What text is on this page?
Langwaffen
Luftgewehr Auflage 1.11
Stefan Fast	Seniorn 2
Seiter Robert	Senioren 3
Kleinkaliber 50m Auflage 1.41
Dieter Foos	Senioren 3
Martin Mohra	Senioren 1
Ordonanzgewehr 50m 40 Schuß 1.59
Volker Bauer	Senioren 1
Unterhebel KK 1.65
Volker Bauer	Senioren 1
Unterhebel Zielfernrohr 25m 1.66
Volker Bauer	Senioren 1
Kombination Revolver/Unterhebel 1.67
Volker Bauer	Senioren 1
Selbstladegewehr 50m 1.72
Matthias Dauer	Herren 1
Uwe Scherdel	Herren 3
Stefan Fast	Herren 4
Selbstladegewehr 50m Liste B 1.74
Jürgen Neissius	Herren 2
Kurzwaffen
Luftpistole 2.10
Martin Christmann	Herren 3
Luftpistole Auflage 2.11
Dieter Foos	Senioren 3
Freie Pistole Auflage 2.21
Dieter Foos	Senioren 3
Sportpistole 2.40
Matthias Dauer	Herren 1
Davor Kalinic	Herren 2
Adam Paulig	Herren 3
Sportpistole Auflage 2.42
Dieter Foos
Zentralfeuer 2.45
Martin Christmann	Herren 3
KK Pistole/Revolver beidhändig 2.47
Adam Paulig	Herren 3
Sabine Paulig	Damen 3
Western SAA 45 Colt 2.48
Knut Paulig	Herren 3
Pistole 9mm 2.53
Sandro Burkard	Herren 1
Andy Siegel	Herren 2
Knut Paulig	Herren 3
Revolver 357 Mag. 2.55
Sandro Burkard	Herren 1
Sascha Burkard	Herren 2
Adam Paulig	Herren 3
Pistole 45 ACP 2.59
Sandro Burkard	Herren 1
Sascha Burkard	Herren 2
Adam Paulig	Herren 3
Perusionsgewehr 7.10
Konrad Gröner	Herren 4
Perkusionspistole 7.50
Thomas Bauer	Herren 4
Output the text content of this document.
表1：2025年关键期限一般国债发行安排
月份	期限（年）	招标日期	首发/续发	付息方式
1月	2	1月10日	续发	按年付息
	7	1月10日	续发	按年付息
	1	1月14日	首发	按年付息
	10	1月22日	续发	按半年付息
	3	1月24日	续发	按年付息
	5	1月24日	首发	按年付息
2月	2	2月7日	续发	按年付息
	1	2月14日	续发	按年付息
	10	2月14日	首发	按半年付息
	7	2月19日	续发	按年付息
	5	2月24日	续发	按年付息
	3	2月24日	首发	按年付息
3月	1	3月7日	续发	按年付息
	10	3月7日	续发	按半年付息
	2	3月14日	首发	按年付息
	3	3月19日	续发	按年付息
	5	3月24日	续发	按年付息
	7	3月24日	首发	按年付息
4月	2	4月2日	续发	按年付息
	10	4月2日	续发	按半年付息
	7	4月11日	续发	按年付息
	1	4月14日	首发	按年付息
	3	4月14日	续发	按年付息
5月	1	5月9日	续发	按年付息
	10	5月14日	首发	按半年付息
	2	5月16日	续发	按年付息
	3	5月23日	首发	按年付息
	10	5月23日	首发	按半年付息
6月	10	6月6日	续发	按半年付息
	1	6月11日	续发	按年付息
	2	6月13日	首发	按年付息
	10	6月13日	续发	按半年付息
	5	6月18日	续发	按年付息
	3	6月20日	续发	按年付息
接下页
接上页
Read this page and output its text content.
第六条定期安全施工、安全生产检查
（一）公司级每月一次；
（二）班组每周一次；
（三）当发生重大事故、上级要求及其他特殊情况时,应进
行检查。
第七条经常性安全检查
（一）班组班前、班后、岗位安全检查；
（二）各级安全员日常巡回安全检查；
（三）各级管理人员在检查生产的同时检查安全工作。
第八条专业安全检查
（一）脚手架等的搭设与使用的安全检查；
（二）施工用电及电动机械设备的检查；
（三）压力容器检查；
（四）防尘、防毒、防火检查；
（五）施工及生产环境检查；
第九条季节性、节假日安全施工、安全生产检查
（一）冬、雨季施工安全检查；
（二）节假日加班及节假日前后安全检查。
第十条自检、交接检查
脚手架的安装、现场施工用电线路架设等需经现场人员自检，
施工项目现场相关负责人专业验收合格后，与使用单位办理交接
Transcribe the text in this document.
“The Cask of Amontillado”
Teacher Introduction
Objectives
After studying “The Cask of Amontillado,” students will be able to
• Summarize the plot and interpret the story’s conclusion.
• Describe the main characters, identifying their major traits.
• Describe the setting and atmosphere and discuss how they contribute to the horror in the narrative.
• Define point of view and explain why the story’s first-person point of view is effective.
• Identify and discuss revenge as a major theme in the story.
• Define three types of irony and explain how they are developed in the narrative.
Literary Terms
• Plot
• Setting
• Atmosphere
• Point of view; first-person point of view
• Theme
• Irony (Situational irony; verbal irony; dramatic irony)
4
^^^^^^^^
**What to do:**
Copy each line that holds the word "narrative".

**Problem solution:**
• Describe the setting and atmosphere and discuss how they contribute to the horror in the narrative.
• Define three types of irony and explain how they are developed in the narrative.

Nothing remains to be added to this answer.